Stored entries:
+ + + + +

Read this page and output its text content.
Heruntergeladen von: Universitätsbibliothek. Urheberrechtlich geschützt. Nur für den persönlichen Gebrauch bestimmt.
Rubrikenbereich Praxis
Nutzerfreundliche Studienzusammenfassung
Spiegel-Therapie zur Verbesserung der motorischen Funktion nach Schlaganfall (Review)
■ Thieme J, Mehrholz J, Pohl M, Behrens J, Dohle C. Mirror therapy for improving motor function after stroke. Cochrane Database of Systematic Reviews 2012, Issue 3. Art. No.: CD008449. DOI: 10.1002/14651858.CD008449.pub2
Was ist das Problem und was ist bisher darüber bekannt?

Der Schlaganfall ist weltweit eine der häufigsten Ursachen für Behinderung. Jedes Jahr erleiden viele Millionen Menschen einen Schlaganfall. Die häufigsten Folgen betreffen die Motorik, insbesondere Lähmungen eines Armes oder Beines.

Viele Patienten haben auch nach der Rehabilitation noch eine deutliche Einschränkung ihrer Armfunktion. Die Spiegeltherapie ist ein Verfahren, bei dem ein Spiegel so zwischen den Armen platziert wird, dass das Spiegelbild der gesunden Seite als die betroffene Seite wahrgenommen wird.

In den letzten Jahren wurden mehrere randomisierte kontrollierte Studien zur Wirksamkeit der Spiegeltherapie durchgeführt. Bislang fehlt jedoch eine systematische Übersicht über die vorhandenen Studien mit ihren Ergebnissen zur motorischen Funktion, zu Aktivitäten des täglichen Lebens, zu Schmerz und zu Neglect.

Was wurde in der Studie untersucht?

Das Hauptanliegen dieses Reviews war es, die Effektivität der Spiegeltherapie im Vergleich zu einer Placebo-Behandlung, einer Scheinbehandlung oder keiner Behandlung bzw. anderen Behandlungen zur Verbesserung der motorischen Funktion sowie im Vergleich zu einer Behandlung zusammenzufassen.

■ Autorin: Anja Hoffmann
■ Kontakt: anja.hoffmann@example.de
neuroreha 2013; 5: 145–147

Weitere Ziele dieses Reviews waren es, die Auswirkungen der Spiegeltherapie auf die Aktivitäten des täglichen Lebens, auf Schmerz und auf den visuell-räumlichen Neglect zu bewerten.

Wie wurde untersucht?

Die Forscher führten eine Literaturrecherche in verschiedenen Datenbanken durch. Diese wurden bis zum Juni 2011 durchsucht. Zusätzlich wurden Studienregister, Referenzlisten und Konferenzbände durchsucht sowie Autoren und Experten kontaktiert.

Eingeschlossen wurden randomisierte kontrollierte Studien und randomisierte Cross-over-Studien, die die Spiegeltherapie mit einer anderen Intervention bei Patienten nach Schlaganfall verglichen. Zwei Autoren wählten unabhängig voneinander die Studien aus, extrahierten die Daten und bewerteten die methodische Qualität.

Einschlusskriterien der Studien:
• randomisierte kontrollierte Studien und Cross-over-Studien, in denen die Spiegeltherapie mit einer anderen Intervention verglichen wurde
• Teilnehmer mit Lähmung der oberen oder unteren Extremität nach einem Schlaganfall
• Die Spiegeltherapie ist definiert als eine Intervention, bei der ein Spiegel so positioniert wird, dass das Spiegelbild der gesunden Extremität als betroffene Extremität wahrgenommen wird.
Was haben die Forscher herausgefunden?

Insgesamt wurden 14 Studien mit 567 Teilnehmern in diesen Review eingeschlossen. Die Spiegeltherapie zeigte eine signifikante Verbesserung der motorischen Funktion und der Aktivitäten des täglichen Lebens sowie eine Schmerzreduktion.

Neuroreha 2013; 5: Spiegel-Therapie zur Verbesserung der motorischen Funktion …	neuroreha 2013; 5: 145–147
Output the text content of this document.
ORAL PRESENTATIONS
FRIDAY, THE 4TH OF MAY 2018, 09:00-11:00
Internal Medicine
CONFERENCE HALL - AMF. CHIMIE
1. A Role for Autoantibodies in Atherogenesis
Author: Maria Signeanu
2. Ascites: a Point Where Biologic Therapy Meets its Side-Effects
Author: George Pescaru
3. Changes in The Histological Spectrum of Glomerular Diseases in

+ + + + +

Assigned task
Quote, word for word, every line starting at the one that contains "Output the text content of this document." and ending with the final line of the entries.

Solution for this exercise
Output the text content of this document.
ORAL PRESENTATIONS
FRIDAY, THE 4TH OF MAY 2018, 09:00-11:00
Internal Medicine
CONFERENCE HALL - AMF. CHIMIE
1. A Role for Autoantibodies in Atherogenesis
Author: Maria Signeanu
2. Ascites: a Point Where Biologic Therapy Meets its Side-Effects
Author: George Pescaru
3. Changes in The Histological Spectrum of Glomerular Diseases in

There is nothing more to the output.